- [Data in this exercise]:
==============================
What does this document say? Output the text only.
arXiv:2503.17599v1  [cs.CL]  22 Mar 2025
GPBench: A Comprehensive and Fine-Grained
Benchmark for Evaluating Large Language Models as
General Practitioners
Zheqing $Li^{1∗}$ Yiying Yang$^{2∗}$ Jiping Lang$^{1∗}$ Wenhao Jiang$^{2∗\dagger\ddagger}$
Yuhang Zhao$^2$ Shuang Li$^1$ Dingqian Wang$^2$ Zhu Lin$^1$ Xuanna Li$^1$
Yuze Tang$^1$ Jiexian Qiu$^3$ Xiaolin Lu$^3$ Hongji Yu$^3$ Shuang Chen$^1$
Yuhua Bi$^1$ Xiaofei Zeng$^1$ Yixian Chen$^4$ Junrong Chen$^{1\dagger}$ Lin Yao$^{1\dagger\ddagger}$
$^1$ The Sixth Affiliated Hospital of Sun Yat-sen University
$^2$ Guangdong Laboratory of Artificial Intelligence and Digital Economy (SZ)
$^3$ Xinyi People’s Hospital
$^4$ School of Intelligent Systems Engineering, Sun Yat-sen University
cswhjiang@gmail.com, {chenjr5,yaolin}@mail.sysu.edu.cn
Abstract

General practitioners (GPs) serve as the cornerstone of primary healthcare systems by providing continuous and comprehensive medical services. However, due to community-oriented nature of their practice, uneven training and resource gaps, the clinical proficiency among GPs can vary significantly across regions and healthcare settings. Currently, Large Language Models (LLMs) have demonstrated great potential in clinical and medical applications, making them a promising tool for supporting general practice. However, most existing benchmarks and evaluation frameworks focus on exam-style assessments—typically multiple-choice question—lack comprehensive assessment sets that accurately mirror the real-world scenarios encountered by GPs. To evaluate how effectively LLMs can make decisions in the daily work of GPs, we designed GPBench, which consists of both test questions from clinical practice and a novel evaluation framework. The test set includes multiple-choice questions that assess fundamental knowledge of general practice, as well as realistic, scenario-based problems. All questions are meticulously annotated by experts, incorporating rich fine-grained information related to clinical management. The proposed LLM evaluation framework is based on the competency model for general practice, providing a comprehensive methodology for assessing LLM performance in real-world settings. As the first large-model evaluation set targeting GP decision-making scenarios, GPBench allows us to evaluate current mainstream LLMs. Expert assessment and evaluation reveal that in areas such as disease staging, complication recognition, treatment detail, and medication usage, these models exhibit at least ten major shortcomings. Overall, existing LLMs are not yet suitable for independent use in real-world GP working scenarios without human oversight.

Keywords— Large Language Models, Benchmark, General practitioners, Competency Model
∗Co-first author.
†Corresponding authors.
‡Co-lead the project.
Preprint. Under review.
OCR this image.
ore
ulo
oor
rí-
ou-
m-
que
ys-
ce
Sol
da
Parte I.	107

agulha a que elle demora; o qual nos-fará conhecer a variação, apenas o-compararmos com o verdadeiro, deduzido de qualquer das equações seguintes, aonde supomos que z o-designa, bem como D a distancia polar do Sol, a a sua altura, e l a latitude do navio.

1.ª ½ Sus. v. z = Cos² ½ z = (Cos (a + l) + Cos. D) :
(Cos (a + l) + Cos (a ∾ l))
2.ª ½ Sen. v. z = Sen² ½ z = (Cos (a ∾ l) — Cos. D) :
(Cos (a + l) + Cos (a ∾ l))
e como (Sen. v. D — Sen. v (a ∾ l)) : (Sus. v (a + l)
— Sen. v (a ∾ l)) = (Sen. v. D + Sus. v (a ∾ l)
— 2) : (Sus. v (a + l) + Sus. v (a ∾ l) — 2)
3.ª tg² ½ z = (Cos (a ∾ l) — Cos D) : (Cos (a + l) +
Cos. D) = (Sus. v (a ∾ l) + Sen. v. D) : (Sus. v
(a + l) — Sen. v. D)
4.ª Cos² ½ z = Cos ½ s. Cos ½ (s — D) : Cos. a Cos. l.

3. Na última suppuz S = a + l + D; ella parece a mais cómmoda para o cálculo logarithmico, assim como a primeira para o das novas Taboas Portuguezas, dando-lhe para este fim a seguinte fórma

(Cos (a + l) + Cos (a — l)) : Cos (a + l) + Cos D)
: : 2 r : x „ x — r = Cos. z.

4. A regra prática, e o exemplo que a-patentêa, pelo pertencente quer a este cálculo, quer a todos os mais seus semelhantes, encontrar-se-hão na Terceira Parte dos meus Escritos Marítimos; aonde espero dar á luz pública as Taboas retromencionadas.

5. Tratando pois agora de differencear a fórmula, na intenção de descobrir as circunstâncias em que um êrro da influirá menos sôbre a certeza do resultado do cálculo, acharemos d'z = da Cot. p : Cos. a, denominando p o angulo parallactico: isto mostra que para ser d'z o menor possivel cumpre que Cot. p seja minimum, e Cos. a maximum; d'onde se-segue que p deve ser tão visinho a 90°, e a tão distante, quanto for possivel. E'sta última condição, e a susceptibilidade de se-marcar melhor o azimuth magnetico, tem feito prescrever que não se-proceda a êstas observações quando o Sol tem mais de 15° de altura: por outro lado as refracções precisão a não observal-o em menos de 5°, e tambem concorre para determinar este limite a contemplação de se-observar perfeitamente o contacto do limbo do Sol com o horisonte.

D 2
==============================
- [Problem details]: Write out the listing once more, matching it exactly.

- [Answer for this exercise]:
What does this document say? Output the text only.
arXiv:2503.17599v1  [cs.CL]  22 Mar 2025
GPBench: A Comprehensive and Fine-Grained
Benchmark for Evaluating Large Language Models as
General Practitioners
Zheqing $Li^{1∗}$ Yiying Yang$^{2∗}$ Jiping Lang$^{1∗}$ Wenhao Jiang$^{2∗\dagger\ddagger}$
Yuhang Zhao$^2$ Shuang Li$^1$ Dingqian Wang$^2$ Zhu Lin$^1$ Xuanna Li$^1$
Yuze Tang$^1$ Jiexian Qiu$^3$ Xiaolin Lu$^3$ Hongji Yu$^3$ Shuang Chen$^1$
Yuhua Bi$^1$ Xiaofei Zeng$^1$ Yixian Chen$^4$ Junrong Chen$^{1\dagger}$ Lin Yao$^{1\dagger\ddagger}$
$^1$ The Sixth Affiliated Hospital of Sun Yat-sen University
$^2$ Guangdong Laboratory of Artificial Intelligence and Digital Economy (SZ)
$^3$ Xinyi People’s Hospital
$^4$ School of Intelligent Systems Engineering, Sun Yat-sen University
cswhjiang@gmail.com, {chenjr5,yaolin}@mail.sysu.edu.cn
Abstract

General practitioners (GPs) serve as the cornerstone of primary healthcare systems by providing continuous and comprehensive medical services. However, due to community-oriented nature of their practice, uneven training and resource gaps, the clinical proficiency among GPs can vary significantly across regions and healthcare settings. Currently, Large Language Models (LLMs) have demonstrated great potential in clinical and medical applications, making them a promising tool for supporting general practice. However, most existing benchmarks and evaluation frameworks focus on exam-style assessments—typically multiple-choice question—lack comprehensive assessment sets that accurately mirror the real-world scenarios encountered by GPs. To evaluate how effectively LLMs can make decisions in the daily work of GPs, we designed GPBench, which consists of both test questions from clinical practice and a novel evaluation framework. The test set includes multiple-choice questions that assess fundamental knowledge of general practice, as well as realistic, scenario-based problems. All questions are meticulously annotated by experts, incorporating rich fine-grained information related to clinical management. The proposed LLM evaluation framework is based on the competency model for general practice, providing a comprehensive methodology for assessing LLM performance in real-world settings. As the first large-model evaluation set targeting GP decision-making scenarios, GPBench allows us to evaluate current mainstream LLMs. Expert assessment and evaluation reveal that in areas such as disease staging, complication recognition, treatment detail, and medication usage, these models exhibit at least ten major shortcomings. Overall, existing LLMs are not yet suitable for independent use in real-world GP working scenarios without human oversight.

Keywords— Large Language Models, Benchmark, General practitioners, Competency Model
∗Co-first author.
†Corresponding authors.
‡Co-lead the project.
Preprint. Under review.
OCR this image.
ore
ulo
oor
rí-
ou-
m-
que
ys-
ce
Sol
da
Parte I.	107

agulha a que elle demora; o qual nos-fará conhecer a variação, apenas o-compararmos com o verdadeiro, deduzido de qualquer das equações seguintes, aonde supomos que z o-designa, bem como D a distancia polar do Sol, a a sua altura, e l a latitude do navio.

1.ª ½ Sus. v. z = Cos² ½ z = (Cos (a + l) + Cos. D) :
(Cos (a + l) + Cos (a ∾ l))
2.ª ½ Sen. v. z = Sen² ½ z = (Cos (a ∾ l) — Cos. D) :
(Cos (a + l) + Cos (a ∾ l))
e como (Sen. v. D — Sen. v (a ∾ l)) : (Sus. v (a + l)
— Sen. v (a ∾ l)) = (Sen. v. D + Sus. v (a ∾ l)
— 2) : (Sus. v (a + l) + Sus. v (a ∾ l) — 2)
3.ª tg² ½ z = (Cos (a ∾ l) — Cos D) : (Cos (a + l) +
Cos. D) = (Sus. v (a ∾ l) + Sen. v. D) : (Sus. v
(a + l) — Sen. v. D)
4.ª Cos² ½ z = Cos ½ s. Cos ½ (s — D) : Cos. a Cos. l.

3. Na última suppuz S = a + l + D; ella parece a mais cómmoda para o cálculo logarithmico, assim como a primeira para o das novas Taboas Portuguezas, dando-lhe para este fim a seguinte fórma

(Cos (a + l) + Cos (a — l)) : Cos (a + l) + Cos D)
: : 2 r : x „ x — r = Cos. z.

4. A regra prática, e o exemplo que a-patentêa, pelo pertencente quer a este cálculo, quer a todos os mais seus semelhantes, encontrar-se-hão na Terceira Parte dos meus Escritos Marítimos; aonde espero dar á luz pública as Taboas retromencionadas.

5. Tratando pois agora de differencear a fórmula, na intenção de descobrir as circunstâncias em que um êrro da influirá menos sôbre a certeza do resultado do cálculo, acharemos d'z = da Cot. p : Cos. a, denominando p o angulo parallactico: isto mostra que para ser d'z o menor possivel cumpre que Cot. p seja minimum, e Cos. a maximum; d'onde se-segue que p deve ser tão visinho a 90°, e a tão distante, quanto for possivel. E'sta última condição, e a susceptibilidade de se-marcar melhor o azimuth magnetico, tem feito prescrever que não se-proceda a êstas observações quando o Sol tem mais de 15° de altura: por outro lado as refracções precisão a não observal-o em menos de 5°, e tambem concorre para determinar este limite a contemplação de se-observar perfeitamente o contacto do limbo do Sol com o horisonte.

D 2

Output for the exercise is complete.